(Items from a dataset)
++++++++++

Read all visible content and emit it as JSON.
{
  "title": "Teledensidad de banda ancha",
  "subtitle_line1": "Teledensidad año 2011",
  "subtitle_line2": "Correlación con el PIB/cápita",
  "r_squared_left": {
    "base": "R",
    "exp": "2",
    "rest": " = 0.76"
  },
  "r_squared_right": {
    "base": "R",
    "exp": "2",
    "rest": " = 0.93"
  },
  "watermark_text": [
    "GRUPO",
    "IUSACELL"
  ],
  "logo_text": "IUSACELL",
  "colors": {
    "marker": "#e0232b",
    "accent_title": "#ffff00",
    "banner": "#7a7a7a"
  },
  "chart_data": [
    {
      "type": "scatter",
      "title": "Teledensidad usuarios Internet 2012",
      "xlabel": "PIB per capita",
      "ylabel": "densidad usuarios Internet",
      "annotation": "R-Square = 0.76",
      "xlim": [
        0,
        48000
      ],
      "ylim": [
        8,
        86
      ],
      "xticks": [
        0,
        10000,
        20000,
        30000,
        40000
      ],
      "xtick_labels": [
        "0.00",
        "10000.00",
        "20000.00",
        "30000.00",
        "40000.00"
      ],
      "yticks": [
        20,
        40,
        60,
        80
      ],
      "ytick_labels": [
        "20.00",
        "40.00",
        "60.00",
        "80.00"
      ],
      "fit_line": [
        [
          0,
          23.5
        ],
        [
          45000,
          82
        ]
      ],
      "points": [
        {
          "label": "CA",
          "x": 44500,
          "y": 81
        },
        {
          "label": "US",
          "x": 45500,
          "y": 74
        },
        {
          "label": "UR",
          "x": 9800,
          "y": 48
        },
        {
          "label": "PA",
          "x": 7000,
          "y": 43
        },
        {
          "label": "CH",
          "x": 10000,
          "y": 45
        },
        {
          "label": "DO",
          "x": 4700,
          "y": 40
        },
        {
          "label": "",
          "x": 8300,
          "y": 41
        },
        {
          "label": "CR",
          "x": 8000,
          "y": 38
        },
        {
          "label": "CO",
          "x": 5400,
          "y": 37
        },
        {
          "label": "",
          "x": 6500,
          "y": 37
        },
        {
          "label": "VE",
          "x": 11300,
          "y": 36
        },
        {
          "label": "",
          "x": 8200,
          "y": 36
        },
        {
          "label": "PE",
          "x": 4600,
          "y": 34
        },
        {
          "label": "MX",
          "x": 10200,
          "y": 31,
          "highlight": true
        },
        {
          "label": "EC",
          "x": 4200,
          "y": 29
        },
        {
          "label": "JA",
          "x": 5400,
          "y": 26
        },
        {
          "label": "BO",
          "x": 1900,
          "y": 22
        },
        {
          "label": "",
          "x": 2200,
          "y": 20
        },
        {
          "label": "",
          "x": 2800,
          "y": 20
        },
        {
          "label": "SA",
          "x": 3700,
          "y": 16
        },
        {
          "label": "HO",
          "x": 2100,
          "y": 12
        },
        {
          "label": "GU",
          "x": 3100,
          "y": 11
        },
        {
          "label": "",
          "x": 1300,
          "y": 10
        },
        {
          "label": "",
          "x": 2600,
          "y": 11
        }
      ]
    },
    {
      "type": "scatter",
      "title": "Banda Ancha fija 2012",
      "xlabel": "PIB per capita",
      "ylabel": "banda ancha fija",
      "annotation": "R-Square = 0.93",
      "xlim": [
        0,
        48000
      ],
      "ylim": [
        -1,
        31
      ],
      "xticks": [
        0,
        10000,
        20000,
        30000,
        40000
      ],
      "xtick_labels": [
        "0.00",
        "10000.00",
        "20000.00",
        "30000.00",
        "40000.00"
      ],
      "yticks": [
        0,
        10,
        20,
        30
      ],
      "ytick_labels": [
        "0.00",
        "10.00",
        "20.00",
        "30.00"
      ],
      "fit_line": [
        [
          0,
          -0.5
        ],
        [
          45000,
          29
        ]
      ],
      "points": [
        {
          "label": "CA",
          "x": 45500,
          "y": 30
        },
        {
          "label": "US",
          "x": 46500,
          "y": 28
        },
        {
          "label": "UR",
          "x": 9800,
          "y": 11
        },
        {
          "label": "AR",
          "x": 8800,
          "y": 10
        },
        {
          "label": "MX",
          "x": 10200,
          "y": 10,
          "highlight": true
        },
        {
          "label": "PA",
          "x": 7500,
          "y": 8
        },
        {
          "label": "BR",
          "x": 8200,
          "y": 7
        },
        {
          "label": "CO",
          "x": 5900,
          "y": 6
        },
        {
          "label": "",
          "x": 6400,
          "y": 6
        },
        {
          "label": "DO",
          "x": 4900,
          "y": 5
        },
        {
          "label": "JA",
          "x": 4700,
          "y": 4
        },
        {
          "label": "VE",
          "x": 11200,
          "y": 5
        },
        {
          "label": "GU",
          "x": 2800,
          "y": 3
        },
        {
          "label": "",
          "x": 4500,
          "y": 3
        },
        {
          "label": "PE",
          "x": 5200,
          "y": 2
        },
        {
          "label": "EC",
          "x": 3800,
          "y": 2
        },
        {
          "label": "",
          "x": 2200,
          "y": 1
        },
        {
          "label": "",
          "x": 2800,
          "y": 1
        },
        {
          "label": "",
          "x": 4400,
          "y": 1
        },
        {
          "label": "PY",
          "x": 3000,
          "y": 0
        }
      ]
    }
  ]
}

++++++++++

> Work to complete: Report how many lines in the data include the word "fija", and give nothing but the count.

> Exercise answer: 2